** Begin Given records **

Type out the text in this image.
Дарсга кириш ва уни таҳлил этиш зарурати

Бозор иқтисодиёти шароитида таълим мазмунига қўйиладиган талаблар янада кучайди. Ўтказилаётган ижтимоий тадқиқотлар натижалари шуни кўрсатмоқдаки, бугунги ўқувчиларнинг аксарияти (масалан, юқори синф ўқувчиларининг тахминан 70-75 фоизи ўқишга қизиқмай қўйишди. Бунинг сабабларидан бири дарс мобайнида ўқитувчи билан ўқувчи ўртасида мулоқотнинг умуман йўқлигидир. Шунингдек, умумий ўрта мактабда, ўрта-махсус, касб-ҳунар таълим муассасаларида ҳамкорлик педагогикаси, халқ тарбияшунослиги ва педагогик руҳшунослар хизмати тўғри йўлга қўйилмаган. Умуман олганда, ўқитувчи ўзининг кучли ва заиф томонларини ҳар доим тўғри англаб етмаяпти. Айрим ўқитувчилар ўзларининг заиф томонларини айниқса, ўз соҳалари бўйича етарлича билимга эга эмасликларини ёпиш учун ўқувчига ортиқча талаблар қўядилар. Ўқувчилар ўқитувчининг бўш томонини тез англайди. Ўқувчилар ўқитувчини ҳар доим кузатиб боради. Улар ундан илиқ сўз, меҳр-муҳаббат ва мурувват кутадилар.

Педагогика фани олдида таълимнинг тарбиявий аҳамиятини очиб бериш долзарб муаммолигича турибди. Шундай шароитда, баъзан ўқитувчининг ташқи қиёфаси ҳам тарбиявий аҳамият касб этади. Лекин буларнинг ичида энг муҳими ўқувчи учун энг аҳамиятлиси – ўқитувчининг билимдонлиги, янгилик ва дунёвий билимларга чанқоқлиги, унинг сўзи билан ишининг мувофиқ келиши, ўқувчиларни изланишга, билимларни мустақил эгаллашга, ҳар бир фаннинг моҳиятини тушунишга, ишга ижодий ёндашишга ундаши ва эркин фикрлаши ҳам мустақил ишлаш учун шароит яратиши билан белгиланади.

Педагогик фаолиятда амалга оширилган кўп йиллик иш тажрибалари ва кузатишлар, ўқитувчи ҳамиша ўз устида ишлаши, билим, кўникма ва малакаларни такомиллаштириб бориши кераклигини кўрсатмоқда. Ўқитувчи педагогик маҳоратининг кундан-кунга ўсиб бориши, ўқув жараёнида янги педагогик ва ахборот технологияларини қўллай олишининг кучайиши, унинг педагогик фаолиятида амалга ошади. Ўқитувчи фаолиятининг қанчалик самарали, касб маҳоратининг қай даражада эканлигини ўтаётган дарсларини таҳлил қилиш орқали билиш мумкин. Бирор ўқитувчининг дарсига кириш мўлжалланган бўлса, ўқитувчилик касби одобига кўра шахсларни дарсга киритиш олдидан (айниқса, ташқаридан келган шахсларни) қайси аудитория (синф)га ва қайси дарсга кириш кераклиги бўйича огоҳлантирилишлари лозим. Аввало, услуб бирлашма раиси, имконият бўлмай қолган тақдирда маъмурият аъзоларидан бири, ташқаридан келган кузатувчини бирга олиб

** End Given records **

● Exercise goal:
Go through the records. Copy each line where "кириш" appears.

● In response:
Дарсга кириш ва уни таҳлил этиш зарурати
Педагогик фаолиятда амалга оширилган кўп йиллик иш тажрибалари ва кузатишлар, ўқитувчи ҳамиша ўз устида ишлаши, билим, кўникма ва малакаларни такомиллаштириб бориши кераклигини кўрсатмоқда. Ўқитувчи педагогик маҳоратининг кундан-кунга ўсиб бориши, ўқув жараёнида янги педагогик ва ахборот технологияларини қўллай олишининг кучайиши, унинг педагогик фаолиятида амалга ошади. Ўқитувчи фаолиятининг қанчалик самарали, касб маҳоратининг қай даражада эканлигини ўтаётган дарсларини таҳлил қилиш орқали билиш мумкин. Бирор ўқитувчининг дарсига кириш мўлжалланган бўлса, ўқитувчилик касби одобига кўра шахсларни дарсга киритиш олдидан (айниқса, ташқаридан келган шахсларни) қайси аудитория (синф)га ва қайси дарсга кириш кераклиги бўйича огоҳлантирилишлари лозим. Аввало, услуб бирлашма раиси, имконият бўлмай қолган тақдирда маъмурият аъзоларидан бири, ташқаридан келган кузатувчини бирга олиб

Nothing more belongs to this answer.